**Given instruction:** In the records below, rewrite everything from the line containing "gallery-thumbnail[interactable]: [469, 150, 491, 181]" down to the line containing "gallery-thumbnail[interactable]: [208, 190, 230, 221]", changing "gallery-thumbnail" to "grid-tile" and leaving the rest of those lines as they are.
— Start of Provided records —
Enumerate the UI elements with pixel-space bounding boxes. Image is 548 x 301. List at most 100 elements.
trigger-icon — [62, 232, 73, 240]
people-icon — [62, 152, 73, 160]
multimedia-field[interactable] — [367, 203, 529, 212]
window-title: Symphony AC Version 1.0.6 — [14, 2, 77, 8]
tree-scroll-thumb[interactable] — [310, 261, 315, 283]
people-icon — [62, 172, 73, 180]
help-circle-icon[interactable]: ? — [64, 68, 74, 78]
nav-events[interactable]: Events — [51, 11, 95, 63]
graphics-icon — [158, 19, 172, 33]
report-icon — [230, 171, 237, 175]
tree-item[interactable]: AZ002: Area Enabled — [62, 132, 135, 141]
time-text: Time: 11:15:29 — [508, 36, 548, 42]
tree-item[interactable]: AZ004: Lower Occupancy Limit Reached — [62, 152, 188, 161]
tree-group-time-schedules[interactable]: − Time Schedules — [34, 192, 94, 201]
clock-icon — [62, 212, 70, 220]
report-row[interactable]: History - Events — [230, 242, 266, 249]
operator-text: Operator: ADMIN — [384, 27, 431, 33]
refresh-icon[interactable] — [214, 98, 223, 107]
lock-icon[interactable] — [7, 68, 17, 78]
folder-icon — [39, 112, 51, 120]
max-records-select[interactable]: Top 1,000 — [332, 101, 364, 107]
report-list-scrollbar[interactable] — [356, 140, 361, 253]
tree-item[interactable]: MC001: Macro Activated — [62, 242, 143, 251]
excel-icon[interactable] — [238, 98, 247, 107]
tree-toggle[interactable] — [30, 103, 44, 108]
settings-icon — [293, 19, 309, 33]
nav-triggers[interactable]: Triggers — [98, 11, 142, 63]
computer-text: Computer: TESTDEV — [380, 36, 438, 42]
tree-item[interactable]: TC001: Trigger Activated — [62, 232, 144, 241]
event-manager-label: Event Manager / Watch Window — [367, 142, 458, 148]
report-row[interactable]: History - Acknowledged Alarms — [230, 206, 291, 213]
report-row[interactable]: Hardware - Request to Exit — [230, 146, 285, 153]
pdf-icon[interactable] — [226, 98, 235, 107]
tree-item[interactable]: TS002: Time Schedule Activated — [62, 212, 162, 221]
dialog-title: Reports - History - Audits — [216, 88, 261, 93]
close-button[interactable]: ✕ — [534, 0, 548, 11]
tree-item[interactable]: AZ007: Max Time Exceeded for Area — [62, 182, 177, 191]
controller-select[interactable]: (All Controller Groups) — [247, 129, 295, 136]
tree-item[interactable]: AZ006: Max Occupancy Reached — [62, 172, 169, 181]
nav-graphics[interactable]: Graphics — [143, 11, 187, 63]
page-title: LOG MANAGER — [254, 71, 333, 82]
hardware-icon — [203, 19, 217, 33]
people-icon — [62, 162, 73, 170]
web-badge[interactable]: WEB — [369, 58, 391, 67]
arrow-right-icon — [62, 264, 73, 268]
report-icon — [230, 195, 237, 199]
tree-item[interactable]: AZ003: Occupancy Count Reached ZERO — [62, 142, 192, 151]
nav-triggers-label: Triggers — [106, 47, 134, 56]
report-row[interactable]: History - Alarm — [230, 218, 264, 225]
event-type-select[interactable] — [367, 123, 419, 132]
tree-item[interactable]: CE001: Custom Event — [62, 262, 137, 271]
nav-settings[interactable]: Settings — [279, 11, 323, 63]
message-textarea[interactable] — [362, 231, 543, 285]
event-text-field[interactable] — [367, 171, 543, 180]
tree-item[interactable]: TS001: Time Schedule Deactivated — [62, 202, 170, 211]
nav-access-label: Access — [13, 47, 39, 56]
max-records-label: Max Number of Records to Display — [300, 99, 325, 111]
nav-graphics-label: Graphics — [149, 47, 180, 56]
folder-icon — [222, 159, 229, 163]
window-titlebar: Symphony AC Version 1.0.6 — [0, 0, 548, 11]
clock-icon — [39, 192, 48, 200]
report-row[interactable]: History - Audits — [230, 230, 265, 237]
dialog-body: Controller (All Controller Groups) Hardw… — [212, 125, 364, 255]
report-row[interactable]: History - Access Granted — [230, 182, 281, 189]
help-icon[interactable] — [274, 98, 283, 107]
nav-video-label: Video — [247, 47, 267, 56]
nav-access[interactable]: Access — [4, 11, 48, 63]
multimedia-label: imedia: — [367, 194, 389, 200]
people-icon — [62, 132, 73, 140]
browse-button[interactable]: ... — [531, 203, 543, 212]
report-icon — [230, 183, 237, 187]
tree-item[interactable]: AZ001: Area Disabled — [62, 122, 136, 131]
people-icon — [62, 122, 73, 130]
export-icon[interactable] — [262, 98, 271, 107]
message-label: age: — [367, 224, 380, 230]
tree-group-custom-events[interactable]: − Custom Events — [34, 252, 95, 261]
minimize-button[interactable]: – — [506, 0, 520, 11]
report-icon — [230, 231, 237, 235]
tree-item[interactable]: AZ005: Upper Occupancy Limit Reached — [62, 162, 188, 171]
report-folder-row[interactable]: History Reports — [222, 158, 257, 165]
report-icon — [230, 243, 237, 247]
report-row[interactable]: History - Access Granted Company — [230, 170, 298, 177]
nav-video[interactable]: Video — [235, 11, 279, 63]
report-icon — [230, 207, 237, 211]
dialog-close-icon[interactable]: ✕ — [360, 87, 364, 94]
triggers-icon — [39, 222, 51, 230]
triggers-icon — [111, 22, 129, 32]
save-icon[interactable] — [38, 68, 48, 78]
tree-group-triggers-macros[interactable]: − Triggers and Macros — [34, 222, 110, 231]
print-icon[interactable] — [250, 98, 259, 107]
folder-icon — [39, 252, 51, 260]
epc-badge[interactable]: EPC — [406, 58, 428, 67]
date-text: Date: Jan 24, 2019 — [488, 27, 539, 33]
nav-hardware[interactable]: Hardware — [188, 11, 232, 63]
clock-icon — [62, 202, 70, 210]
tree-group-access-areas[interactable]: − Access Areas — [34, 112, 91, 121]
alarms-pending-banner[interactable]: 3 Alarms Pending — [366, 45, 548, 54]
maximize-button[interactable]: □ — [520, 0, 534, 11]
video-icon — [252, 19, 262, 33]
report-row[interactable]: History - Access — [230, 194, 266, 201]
— End of Provided records —
— Start of Provided records —
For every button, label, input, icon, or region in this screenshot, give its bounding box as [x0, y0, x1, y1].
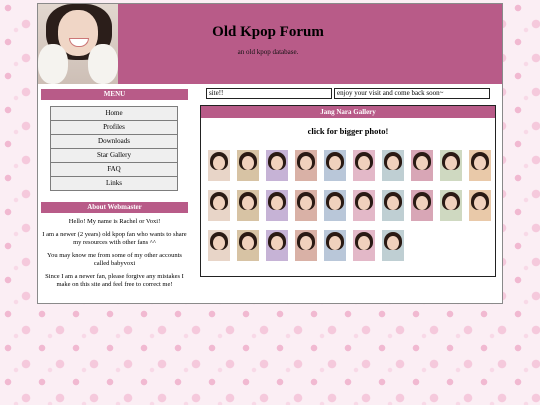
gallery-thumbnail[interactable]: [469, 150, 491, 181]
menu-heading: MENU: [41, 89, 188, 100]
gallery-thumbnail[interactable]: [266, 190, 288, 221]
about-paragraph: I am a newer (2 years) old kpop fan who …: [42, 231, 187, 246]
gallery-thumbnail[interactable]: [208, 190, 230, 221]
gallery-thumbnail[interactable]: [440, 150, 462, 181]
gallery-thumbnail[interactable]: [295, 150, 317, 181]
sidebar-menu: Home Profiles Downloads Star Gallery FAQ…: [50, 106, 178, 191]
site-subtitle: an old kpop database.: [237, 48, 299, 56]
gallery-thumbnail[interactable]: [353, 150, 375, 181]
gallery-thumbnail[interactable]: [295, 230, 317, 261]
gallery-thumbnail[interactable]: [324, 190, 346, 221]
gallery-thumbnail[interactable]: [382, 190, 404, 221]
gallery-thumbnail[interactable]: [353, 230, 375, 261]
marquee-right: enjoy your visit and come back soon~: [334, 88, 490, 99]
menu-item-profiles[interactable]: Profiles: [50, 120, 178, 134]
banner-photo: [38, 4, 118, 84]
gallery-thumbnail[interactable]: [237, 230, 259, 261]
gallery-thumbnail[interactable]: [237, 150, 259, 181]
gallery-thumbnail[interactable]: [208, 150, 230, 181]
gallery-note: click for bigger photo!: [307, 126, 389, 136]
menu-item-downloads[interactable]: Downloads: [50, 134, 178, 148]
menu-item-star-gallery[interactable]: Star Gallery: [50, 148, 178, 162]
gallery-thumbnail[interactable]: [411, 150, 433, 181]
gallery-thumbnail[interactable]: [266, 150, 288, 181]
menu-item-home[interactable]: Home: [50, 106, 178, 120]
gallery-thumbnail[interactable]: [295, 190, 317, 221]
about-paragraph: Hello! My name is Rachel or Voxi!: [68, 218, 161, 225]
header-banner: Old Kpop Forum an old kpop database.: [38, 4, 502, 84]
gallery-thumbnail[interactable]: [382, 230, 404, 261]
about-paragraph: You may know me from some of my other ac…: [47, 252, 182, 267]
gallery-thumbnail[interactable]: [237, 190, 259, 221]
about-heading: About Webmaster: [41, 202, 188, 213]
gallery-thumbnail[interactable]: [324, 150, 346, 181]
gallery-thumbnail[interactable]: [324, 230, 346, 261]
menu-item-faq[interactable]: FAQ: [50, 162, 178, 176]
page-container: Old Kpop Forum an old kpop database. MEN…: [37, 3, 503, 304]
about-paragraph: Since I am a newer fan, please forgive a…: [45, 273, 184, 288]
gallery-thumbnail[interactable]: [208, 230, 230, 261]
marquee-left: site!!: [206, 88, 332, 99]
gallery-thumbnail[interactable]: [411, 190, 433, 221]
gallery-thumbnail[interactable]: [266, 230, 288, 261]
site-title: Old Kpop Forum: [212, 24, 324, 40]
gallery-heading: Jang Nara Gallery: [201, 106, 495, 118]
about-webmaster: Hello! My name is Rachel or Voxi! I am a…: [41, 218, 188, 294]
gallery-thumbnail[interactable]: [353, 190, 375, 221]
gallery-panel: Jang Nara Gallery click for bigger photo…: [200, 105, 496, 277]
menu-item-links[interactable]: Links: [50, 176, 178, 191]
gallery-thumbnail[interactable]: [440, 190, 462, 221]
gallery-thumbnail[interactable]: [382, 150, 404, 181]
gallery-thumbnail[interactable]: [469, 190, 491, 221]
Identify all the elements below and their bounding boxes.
— End of Provided records —
**Solution to this task:**
grid-tile[interactable]: [469, 150, 491, 181]
menu-heading: MENU: [41, 89, 188, 100]
grid-tile[interactable]: [266, 190, 288, 221]
about-paragraph: I am a newer (2 years) old kpop fan who …: [42, 231, 187, 246]
grid-tile[interactable]: [208, 190, 230, 221]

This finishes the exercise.